PROBLEM STATEMENT. Copy out the stretch of the listing from its first line through the line containing "nav-section-integrations: INTEGRATIONS bbox=[52, 400, 161, 416]", reproducing those lines verbatim.

Spatial annotation listing
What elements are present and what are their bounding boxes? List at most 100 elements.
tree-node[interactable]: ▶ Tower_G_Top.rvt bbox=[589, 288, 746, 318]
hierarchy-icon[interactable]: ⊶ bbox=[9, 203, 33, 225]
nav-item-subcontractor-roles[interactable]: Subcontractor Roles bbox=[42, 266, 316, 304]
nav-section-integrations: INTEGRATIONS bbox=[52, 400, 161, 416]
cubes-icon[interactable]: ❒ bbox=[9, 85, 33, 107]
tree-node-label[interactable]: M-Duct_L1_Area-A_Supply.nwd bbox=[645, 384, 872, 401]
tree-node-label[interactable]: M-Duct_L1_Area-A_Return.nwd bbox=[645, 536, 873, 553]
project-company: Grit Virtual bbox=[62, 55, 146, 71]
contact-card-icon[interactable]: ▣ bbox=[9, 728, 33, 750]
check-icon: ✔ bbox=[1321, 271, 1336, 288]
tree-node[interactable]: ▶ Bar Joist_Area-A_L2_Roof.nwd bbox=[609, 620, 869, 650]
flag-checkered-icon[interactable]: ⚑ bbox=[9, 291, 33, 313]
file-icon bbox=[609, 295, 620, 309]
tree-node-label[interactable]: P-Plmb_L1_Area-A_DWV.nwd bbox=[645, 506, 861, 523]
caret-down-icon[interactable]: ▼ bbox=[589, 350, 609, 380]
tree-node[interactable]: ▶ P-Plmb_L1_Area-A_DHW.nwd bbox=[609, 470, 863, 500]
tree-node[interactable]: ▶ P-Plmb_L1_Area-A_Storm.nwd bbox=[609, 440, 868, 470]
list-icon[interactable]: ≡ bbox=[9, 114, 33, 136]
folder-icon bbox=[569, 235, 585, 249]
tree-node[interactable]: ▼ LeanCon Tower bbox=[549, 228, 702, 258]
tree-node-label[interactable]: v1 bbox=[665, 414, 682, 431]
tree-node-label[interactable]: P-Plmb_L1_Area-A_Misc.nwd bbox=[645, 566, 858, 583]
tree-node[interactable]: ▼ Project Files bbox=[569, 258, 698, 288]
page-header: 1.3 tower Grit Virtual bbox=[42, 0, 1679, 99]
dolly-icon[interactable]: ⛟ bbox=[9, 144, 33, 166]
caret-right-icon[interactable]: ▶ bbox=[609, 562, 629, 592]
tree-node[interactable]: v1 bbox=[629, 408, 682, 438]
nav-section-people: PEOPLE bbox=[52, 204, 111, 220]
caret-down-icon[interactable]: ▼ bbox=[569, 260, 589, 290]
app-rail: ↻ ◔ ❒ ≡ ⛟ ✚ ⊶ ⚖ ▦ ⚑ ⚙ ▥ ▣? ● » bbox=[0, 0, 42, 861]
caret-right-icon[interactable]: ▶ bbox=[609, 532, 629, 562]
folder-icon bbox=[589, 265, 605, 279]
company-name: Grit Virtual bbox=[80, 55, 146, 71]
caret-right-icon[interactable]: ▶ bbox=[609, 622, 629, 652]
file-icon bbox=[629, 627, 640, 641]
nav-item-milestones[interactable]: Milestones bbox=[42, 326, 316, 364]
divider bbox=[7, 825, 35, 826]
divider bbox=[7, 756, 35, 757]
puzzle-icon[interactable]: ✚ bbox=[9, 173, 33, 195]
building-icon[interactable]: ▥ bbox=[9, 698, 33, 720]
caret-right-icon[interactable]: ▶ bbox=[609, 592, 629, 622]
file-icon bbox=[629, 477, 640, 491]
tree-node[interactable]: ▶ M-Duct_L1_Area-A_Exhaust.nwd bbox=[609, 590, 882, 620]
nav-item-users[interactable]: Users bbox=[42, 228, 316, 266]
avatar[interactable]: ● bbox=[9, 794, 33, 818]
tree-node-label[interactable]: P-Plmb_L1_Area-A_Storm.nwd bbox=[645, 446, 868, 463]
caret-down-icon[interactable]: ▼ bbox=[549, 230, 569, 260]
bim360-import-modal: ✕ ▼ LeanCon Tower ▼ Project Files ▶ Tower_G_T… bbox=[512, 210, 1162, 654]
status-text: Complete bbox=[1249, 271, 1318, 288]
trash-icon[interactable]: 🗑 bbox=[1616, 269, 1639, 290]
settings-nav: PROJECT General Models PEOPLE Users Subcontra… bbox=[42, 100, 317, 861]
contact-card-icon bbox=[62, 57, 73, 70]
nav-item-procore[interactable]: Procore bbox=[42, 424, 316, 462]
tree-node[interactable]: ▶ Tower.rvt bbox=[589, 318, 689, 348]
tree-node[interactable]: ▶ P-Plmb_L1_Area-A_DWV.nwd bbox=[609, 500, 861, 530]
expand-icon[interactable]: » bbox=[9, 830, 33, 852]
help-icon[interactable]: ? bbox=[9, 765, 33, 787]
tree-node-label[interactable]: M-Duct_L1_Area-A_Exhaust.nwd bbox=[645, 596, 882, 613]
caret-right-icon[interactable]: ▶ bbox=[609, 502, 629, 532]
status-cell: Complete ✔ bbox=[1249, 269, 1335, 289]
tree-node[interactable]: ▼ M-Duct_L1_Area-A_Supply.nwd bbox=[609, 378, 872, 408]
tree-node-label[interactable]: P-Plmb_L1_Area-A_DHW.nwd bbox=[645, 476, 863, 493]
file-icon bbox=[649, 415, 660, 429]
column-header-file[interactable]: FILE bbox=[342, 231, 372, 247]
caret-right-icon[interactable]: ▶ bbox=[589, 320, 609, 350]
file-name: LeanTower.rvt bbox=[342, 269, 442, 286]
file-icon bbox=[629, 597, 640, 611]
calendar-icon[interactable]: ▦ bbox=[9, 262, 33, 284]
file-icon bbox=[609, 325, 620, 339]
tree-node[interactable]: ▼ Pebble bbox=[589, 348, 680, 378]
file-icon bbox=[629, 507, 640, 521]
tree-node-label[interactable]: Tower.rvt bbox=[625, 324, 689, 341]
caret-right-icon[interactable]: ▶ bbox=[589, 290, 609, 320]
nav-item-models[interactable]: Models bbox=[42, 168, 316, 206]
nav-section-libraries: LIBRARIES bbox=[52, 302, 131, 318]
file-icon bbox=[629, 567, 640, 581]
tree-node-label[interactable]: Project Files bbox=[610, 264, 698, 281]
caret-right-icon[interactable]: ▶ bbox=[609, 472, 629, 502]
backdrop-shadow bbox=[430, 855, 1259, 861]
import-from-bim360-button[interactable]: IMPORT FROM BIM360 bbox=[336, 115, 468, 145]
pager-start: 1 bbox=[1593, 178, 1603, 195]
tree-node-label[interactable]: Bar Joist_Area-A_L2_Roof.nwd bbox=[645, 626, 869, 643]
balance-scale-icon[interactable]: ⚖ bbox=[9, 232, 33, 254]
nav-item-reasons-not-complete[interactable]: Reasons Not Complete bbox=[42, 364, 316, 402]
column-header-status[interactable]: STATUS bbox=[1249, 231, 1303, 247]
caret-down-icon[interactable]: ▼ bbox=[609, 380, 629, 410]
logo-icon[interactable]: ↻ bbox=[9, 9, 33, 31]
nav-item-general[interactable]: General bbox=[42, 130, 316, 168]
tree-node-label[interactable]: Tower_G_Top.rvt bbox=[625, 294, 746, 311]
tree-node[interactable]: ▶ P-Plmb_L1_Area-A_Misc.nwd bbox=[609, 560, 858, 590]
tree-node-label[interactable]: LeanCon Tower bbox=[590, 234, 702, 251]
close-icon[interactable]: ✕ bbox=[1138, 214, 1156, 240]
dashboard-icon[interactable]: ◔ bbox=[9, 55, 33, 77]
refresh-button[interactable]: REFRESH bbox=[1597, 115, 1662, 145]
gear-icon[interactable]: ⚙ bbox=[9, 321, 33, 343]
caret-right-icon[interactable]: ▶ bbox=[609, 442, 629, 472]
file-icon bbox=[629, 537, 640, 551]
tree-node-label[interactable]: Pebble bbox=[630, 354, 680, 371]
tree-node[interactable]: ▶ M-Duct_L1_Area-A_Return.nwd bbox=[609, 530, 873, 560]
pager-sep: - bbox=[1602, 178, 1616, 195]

FULL ANSWER.
What elements are present and what are their bounding boxes? List at most 100 elements.
tree-node[interactable]: ▶ Tower_G_Top.rvt bbox=[589, 288, 746, 318]
hierarchy-icon[interactable]: ⊶ bbox=[9, 203, 33, 225]
nav-item-subcontractor-roles[interactable]: Subcontractor Roles bbox=[42, 266, 316, 304]
nav-section-integrations: INTEGRATIONS bbox=[52, 400, 161, 416]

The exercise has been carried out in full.